__Set problem__:
Locate the string "Medium" in the listing below. Copy every line where it is found.

__Data records__:
┏━━

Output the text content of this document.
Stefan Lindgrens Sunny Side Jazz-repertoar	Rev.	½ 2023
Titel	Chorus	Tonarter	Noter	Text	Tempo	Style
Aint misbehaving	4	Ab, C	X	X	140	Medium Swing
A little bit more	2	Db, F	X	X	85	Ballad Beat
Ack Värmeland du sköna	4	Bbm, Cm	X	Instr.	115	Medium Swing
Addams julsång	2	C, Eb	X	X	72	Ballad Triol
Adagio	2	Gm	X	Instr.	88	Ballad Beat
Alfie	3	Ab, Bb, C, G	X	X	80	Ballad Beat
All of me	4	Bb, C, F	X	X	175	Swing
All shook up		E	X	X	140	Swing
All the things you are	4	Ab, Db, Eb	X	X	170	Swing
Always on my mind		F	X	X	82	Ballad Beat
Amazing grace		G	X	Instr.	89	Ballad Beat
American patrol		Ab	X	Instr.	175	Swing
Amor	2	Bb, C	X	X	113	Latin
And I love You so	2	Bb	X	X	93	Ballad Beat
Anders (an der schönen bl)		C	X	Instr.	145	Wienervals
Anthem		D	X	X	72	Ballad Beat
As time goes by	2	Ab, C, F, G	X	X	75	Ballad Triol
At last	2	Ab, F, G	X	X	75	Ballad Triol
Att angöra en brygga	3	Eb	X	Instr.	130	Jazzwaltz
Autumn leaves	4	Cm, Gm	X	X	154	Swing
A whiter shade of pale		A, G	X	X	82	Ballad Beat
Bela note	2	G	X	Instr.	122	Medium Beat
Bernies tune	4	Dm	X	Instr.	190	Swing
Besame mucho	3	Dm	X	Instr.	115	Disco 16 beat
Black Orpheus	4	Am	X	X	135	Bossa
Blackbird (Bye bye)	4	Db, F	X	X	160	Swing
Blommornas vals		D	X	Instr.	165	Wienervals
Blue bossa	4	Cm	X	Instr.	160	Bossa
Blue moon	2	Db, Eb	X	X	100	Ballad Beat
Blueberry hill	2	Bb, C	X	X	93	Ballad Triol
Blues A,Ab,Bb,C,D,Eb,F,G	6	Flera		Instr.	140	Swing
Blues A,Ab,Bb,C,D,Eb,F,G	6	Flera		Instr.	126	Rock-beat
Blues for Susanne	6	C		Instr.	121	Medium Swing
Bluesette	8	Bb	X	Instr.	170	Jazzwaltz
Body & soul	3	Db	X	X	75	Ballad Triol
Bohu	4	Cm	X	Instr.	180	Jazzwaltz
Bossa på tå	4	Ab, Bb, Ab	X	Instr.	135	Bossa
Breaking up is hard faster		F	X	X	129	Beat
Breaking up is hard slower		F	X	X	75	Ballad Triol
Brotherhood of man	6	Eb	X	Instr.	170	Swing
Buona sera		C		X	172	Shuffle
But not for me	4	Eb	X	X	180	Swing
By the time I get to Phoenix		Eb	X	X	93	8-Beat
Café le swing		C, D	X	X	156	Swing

┗━━

__Solved problem__:
Aint misbehaving	4	Ab, C	X	X	140	Medium Swing
Ack Värmeland du sköna	4	Bbm, Cm	X	Instr.	115	Medium Swing
Bela note	2	G	X	Instr.	122	Medium Beat
Blues for Susanne	6	C		Instr.	121	Medium Swing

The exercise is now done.